→ WORKING DATA:

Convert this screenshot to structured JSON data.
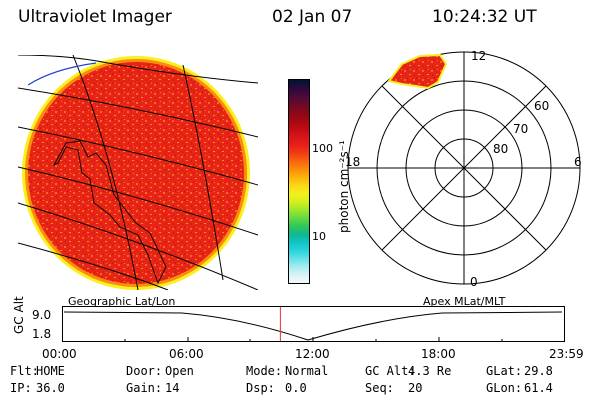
{
  "header": {
    "instrument": "Ultraviolet Imager",
    "date": "02 Jan 07",
    "time": "10:24:32 UT"
  },
  "colorbar": {
    "unit_label": "photon cm⁻²s⁻¹",
    "tick_labels": [
      "100",
      "10"
    ],
    "colors": [
      "#00142e",
      "#2a0a3c",
      "#4a0a3a",
      "#6a0a2a",
      "#8a0818",
      "#a40812",
      "#c00c10",
      "#d8141a",
      "#e82018",
      "#f03c14",
      "#f86410",
      "#fc8c0c",
      "#fcb40c",
      "#fcd814",
      "#f4f01c",
      "#d4f020",
      "#9ce82c",
      "#64d840",
      "#30c858",
      "#10b890",
      "#10c4c4",
      "#28d4dc",
      "#64e0e8",
      "#a4ecf0",
      "#d8f4f4",
      "#f4f8f8"
    ]
  },
  "left_panel": {
    "caption": "Geographic Lat/Lon"
  },
  "right_panel": {
    "caption": "Apex MLat/MLT",
    "mlt_labels": {
      "top": "12",
      "bottom": "0",
      "left": "18",
      "right": "6"
    },
    "mlat_labels": [
      "80",
      "70",
      "60"
    ]
  },
  "timeline": {
    "axis_label": "GC Alt",
    "y_ticks": [
      "9.0",
      "1.8"
    ],
    "x_ticks": [
      "00:00",
      "06:00",
      "12:00",
      "18:00",
      "23:59"
    ],
    "current_fraction": 0.434
  },
  "status": [
    [
      {
        "k": "Flt:",
        "v": "HOME"
      },
      {
        "k": "Door:",
        "v": "Open"
      },
      {
        "k": "Mode:",
        "v": "Normal"
      },
      {
        "k": "GC Alt:",
        "v": "4.3 Re"
      },
      {
        "k": "GLat:",
        "v": "29.8"
      }
    ],
    [
      {
        "k": "IP:",
        "v": "36.0"
      },
      {
        "k": "Gain:",
        "v": "14"
      },
      {
        "k": "Dsp:",
        "v": "0.0"
      },
      {
        "k": "Seq:",
        "v": "20"
      },
      {
        "k": "GLon:",
        "v": "61.4"
      }
    ]
  ]
}
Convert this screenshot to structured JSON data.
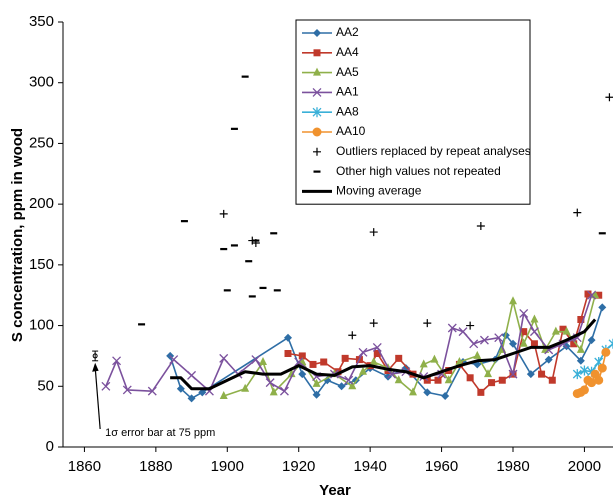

→ EXERCISE OBJECTIVE: Reproduce the records verbatim, omitting all images they contain.

→ IN RESPONSE:
Convert this screenshot to structured JSON data.
{
  "header": {
    "instrument": "Ultraviolet Imager",
    "date": "02 Jan 07",
    "time": "10:24:32 UT"
  },
  "colorbar": {
    "unit_label": "photon cm⁻²s⁻¹",
    "tick_labels": [
      "100",
      "10"
    ],
    "colors": [
      "#00142e",
      "#2a0a3c",
      "#4a0a3a",
      "#6a0a2a",
      "#8a0818",
      "#a40812",
      "#c00c10",
      "#d8141a",
      "#e82018",
      "#f03c14",
      "#f86410",
      "#fc8c0c",
      "#fcb40c",
      "#fcd814",
      "#f4f01c",
      "#d4f020",
      "#9ce82c",
      "#64d840",
      "#30c858",
      "#10b890",
      "#10c4c4",
      "#28d4dc",
      "#64e0e8",
      "#a4ecf0",
      "#d8f4f4",
      "#f4f8f8"
    ]
  },
  "left_panel": {
    "caption": "Geographic Lat/Lon"
  },
  "right_panel": {
    "caption": "Apex MLat/MLT",
    "mlt_labels": {
      "top": "12",
      "bottom": "0",
      "left": "18",
      "right": "6"
    },
    "mlat_labels": [
      "80",
      "70",
      "60"
    ]
  },
  "timeline": {
    "axis_label": "GC Alt",
    "y_ticks": [
      "9.0",
      "1.8"
    ],
    "x_ticks": [
      "00:00",
      "06:00",
      "12:00",
      "18:00",
      "23:59"
    ],
    "current_fraction": 0.434
  },
  "status": [
    [
      {
        "k": "Flt:",
        "v": "HOME"
      },
      {
        "k": "Door:",
        "v": "Open"
      },
      {
        "k": "Mode:",
        "v": "Normal"
      },
      {
        "k": "GC Alt:",
        "v": "4.3 Re"
      },
      {
        "k": "GLat:",
        "v": "29.8"
      }
    ],
    [
      {
        "k": "IP:",
        "v": "36.0"
      },
      {
        "k": "Gain:",
        "v": "14"
      },
      {
        "k": "Dsp:",
        "v": "0.0"
      },
      {
        "k": "Seq:",
        "v": "20"
      },
      {
        "k": "GLon:",
        "v": "61.4"
      }
    ]
  ]
}
Convert this screenshot to structured JSON data.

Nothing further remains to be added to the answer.